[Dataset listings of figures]
-------
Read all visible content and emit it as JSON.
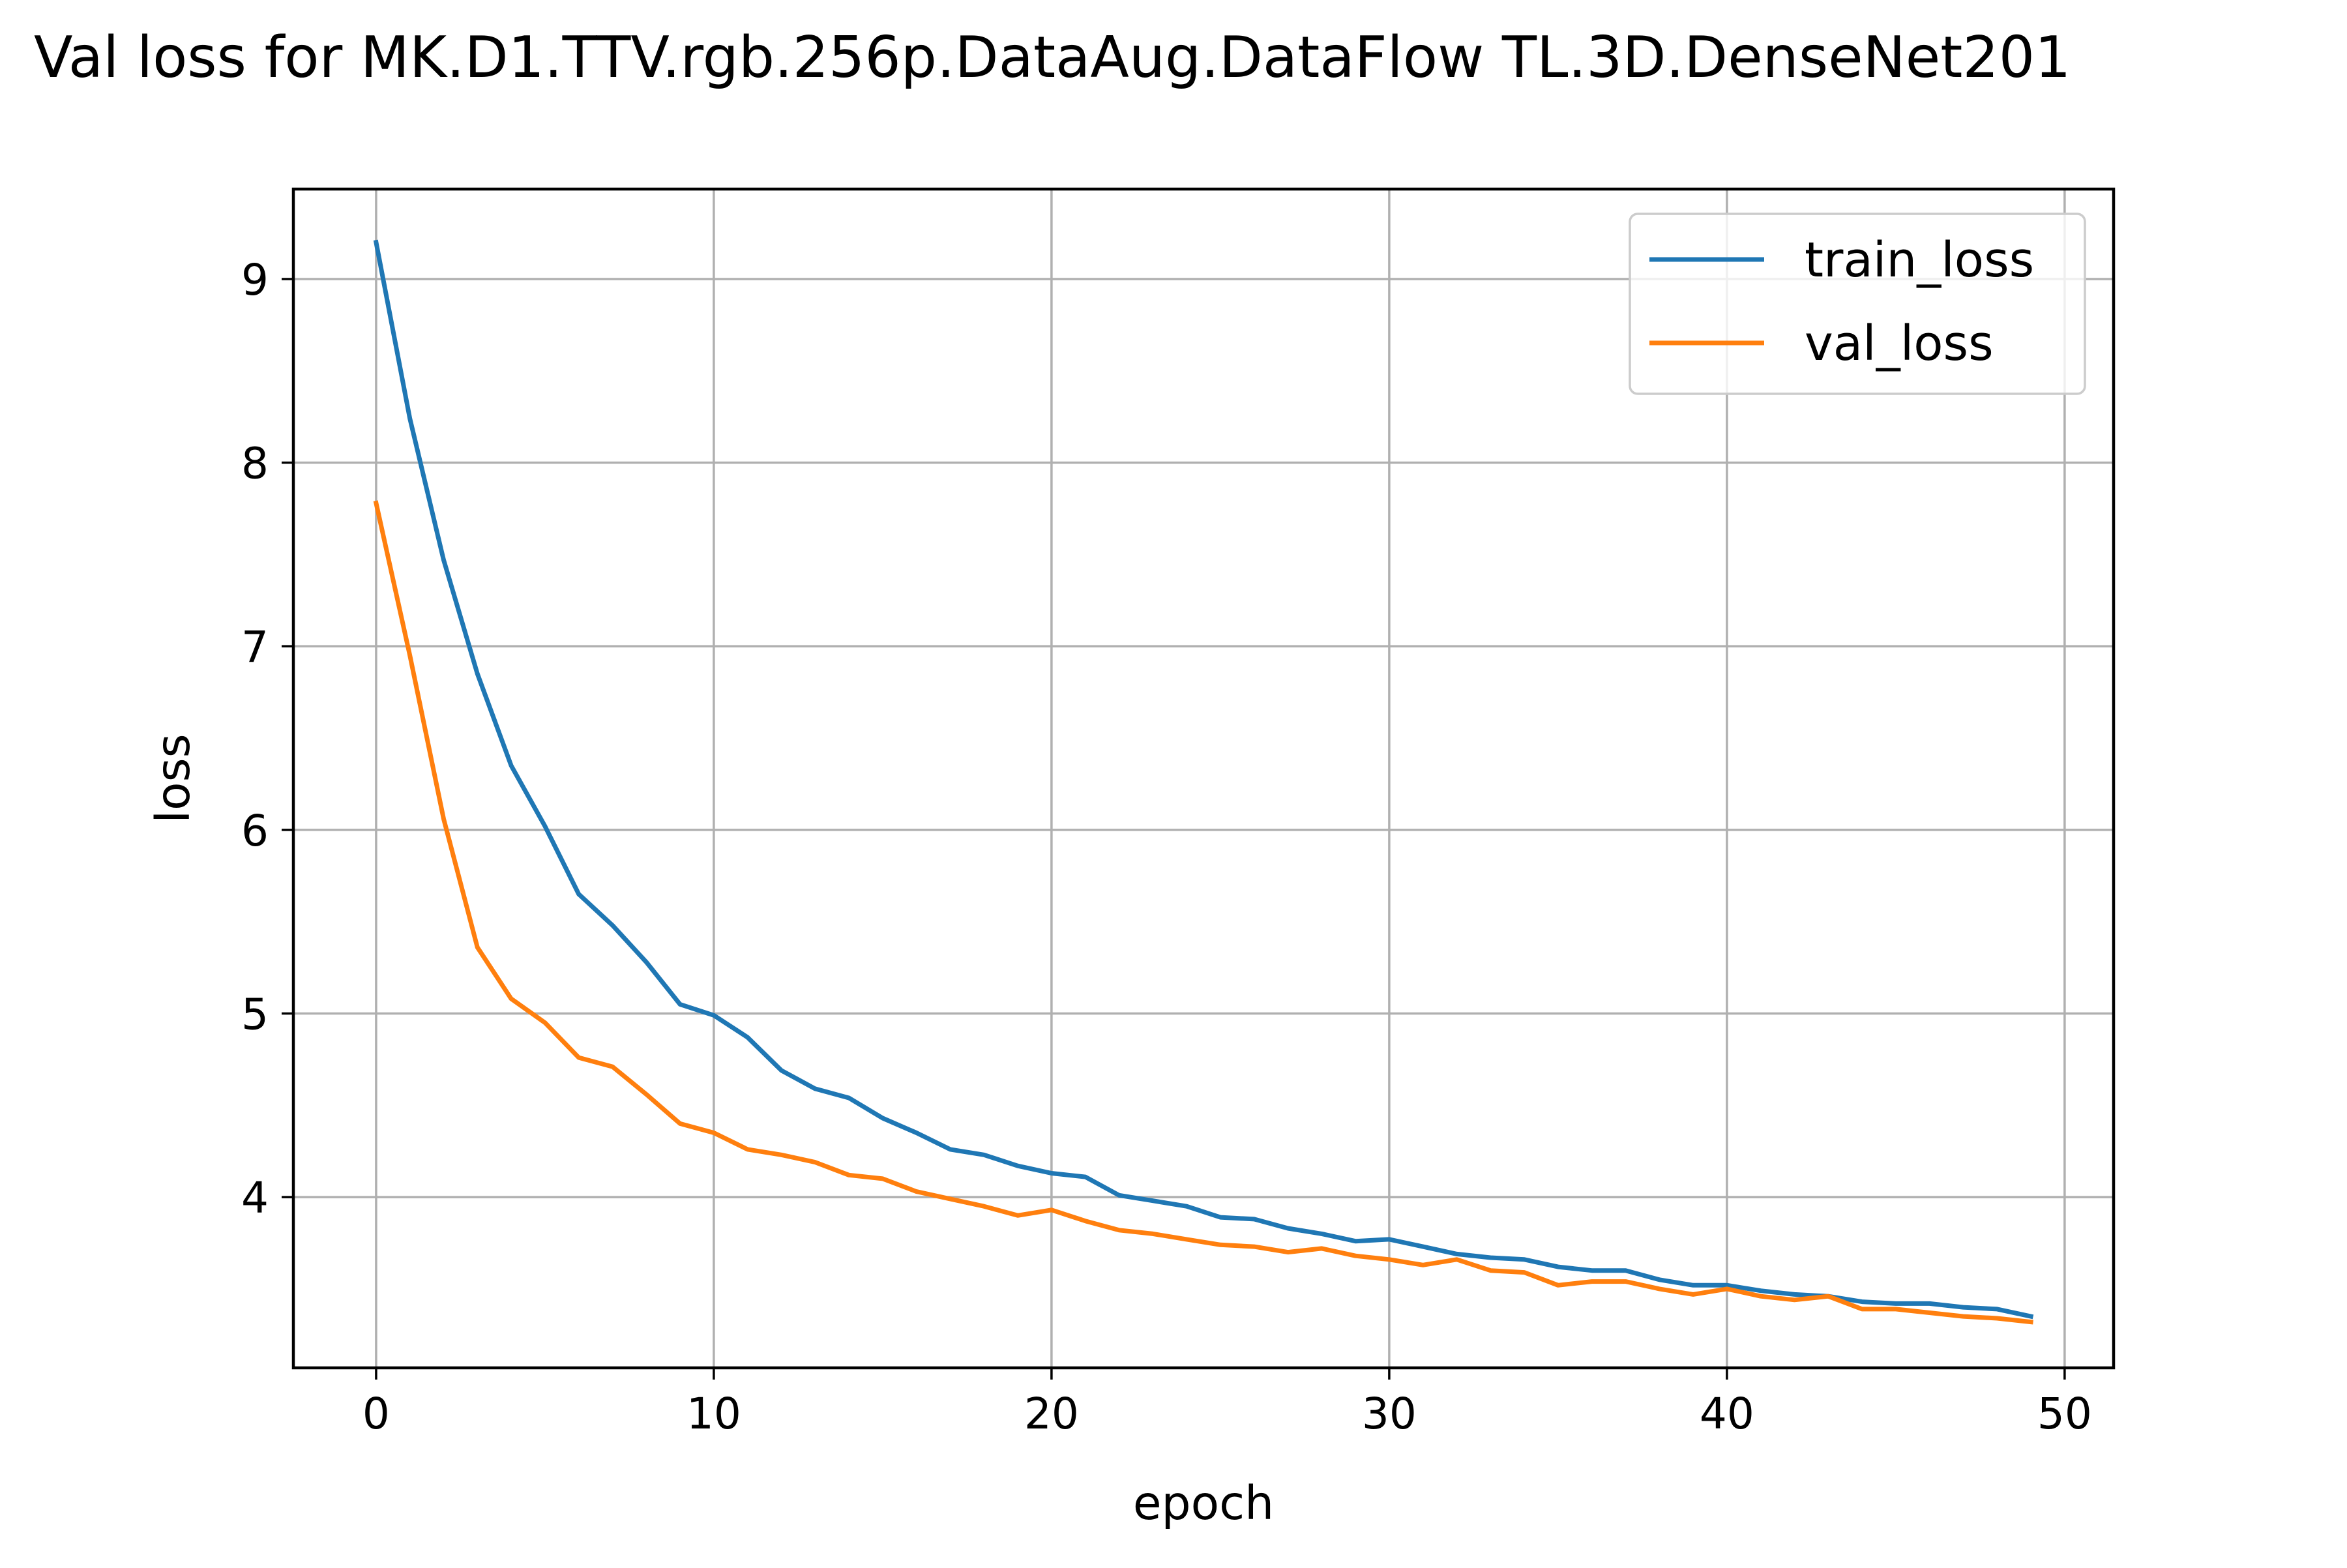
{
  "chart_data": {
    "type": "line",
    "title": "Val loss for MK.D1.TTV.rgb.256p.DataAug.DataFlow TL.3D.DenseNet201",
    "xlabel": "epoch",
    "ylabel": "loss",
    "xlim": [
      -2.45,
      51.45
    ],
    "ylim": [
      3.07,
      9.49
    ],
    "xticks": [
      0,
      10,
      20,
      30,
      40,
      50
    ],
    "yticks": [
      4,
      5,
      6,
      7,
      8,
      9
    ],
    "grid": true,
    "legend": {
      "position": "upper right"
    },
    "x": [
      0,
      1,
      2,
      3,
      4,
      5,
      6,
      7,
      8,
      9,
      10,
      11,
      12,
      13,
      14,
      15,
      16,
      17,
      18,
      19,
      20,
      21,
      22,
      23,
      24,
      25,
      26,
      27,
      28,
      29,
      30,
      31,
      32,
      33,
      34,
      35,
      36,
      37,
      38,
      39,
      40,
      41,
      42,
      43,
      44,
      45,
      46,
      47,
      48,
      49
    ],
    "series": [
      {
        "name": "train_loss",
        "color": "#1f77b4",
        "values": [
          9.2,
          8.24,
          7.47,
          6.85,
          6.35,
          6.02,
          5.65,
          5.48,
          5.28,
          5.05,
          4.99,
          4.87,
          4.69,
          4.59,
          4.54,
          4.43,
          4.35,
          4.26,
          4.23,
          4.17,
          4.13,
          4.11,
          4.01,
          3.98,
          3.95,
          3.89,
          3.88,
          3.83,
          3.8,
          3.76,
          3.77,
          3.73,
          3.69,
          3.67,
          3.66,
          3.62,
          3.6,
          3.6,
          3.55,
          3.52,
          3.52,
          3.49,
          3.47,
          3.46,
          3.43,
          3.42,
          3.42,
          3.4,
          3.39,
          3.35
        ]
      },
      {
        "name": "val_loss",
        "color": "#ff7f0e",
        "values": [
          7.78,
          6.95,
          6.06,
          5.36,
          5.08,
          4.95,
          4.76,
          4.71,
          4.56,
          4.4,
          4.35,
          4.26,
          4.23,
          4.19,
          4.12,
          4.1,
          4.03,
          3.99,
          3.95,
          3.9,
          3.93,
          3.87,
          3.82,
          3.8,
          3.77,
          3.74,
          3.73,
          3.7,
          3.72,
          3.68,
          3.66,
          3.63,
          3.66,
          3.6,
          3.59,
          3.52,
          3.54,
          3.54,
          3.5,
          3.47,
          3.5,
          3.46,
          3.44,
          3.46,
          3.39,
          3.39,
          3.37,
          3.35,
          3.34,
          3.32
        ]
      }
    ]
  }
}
-------
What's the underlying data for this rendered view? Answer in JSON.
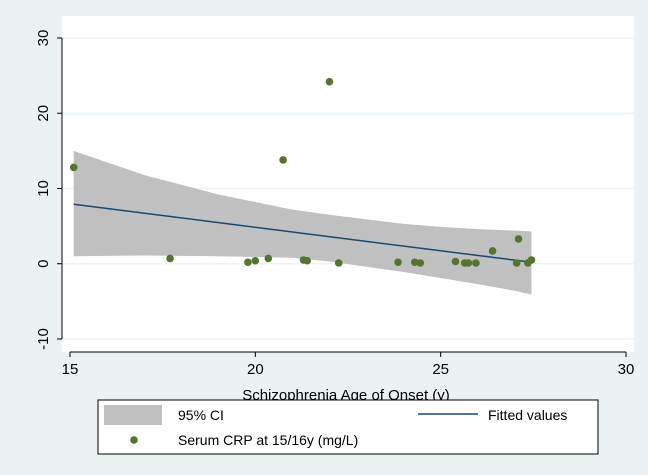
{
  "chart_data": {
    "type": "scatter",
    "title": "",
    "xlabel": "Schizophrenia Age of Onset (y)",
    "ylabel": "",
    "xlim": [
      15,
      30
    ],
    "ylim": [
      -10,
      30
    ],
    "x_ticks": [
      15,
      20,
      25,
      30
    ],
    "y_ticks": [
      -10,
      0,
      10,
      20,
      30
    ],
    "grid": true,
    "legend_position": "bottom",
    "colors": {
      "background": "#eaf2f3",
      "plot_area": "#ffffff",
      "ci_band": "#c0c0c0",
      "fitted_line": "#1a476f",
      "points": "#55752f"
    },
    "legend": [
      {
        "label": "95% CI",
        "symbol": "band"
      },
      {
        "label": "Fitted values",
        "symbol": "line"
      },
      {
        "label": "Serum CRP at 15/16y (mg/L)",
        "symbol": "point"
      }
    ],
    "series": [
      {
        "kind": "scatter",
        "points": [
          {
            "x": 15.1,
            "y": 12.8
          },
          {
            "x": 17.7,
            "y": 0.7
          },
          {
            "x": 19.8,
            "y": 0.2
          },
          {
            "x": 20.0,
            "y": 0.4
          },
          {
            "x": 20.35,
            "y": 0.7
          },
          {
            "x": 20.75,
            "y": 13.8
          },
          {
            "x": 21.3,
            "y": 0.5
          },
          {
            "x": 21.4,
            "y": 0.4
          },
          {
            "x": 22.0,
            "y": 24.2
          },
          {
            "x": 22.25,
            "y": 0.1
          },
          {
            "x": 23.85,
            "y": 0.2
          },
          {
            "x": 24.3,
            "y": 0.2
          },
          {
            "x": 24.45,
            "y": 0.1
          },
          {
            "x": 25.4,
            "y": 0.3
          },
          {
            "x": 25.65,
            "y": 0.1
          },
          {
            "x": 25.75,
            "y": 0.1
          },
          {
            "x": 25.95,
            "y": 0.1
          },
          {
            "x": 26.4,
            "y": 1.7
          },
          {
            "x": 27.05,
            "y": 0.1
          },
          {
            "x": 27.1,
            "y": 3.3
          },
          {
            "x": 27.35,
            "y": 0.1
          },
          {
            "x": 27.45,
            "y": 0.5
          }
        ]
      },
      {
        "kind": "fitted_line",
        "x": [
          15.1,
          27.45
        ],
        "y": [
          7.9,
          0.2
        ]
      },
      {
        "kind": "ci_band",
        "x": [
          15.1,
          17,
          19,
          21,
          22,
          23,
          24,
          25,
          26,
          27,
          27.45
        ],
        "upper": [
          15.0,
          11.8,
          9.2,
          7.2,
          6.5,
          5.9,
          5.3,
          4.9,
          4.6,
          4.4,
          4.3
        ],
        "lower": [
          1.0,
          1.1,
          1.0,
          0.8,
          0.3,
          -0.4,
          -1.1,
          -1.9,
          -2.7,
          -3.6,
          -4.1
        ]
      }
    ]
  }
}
-------
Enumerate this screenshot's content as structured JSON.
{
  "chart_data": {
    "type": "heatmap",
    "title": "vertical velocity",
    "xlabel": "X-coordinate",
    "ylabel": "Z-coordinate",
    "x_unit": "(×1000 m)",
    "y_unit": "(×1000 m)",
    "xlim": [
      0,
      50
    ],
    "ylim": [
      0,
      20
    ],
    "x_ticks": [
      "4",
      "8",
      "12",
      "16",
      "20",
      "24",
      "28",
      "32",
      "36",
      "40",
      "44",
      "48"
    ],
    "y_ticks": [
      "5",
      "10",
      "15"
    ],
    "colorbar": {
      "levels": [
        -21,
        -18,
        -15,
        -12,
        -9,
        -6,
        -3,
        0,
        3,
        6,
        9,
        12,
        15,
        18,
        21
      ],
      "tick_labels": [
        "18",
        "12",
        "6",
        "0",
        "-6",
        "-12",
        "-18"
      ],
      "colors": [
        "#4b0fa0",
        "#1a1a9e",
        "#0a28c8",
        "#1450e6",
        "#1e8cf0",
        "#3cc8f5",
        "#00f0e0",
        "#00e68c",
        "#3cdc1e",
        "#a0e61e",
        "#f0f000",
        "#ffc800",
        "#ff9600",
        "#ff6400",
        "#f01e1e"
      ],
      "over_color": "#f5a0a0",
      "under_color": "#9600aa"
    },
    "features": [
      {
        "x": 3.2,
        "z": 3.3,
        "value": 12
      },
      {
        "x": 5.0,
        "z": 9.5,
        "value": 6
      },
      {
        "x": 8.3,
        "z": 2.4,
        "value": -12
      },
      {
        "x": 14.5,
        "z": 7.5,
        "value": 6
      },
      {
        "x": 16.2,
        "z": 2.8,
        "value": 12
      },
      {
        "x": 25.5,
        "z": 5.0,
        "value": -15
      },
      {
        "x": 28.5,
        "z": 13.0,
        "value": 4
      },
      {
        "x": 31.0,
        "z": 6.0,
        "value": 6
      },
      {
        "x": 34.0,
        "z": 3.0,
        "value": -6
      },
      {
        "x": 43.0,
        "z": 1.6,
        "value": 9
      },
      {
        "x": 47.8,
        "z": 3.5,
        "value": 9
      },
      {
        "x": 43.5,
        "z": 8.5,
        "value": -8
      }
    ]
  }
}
-------
> [Problem statement]: Extract every line of the records above that contains the word "this".

> [Solution]:
What's the underlying data for this rendered view? Answer in JSON.
Enumerate this screenshot's content as structured JSON.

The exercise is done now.